* Task instructions
Repeat what the lines below say, word for word, and skip every image.

* Information supplied
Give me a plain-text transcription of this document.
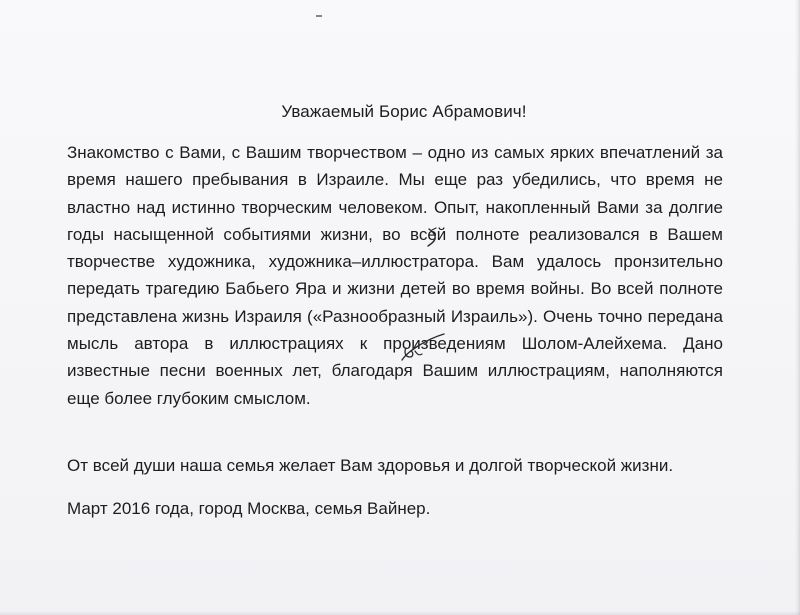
Уважаемый Борис Абрамович!

Знакомство с Вами, с Вашим творчеством – одно из самых ярких впечатлений за время нашего пребывания в Израиле. Мы еще раз убедились, что время не властно над истинно творческим человеком. Опыт, накопленный Вами за долгие годы насыщенной событиями жизни, во всей полноте реализовался в Вашем творчестве художника, художника–иллюстратора. Вам удалось пронзительно передать трагедию Бабьего Яра и жизни детей во время войны. Во всей полноте представлена жизнь Израиля («Разнообразный Израиль»). Очень точно передана мысль автора в иллюстрациях к произведениям Шолом-Алейхема. Дано известные песни военных лет, благодаря Вашим иллюстрациям, наполняются еще более глубоким смыслом.

От всей души наша семья желает Вам здоровья и долгой творческой жизни.

Март 2016 года, город Москва, семья Вайнер.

* Exercise answer
Give me a plain-text transcription of this document.
Уважаемый Борис Абрамович!

Знакомство с Вами, с Вашим творчеством – одно из самых ярких впечатлений за время нашего пребывания в Израиле. Мы еще раз убедились, что время не властно над истинно творческим человеком. Опыт, накопленный Вами за долгие годы насыщенной событиями жизни, во всей полноте реализовался в Вашем творчестве художника, художника–иллюстратора. Вам удалось пронзительно передать трагедию Бабьего Яра и жизни детей во время войны. Во всей полноте представлена жизнь Израиля («Разнообразный Израиль»). Очень точно передана мысль автора в иллюстрациях к произведениям Шолом-Алейхема. Дано известные песни военных лет, благодаря Вашим иллюстрациям, наполняются еще более глубоким смыслом.

От всей души наша семья желает Вам здоровья и долгой творческой жизни.

Март 2016 года, город Москва, семья Вайнер.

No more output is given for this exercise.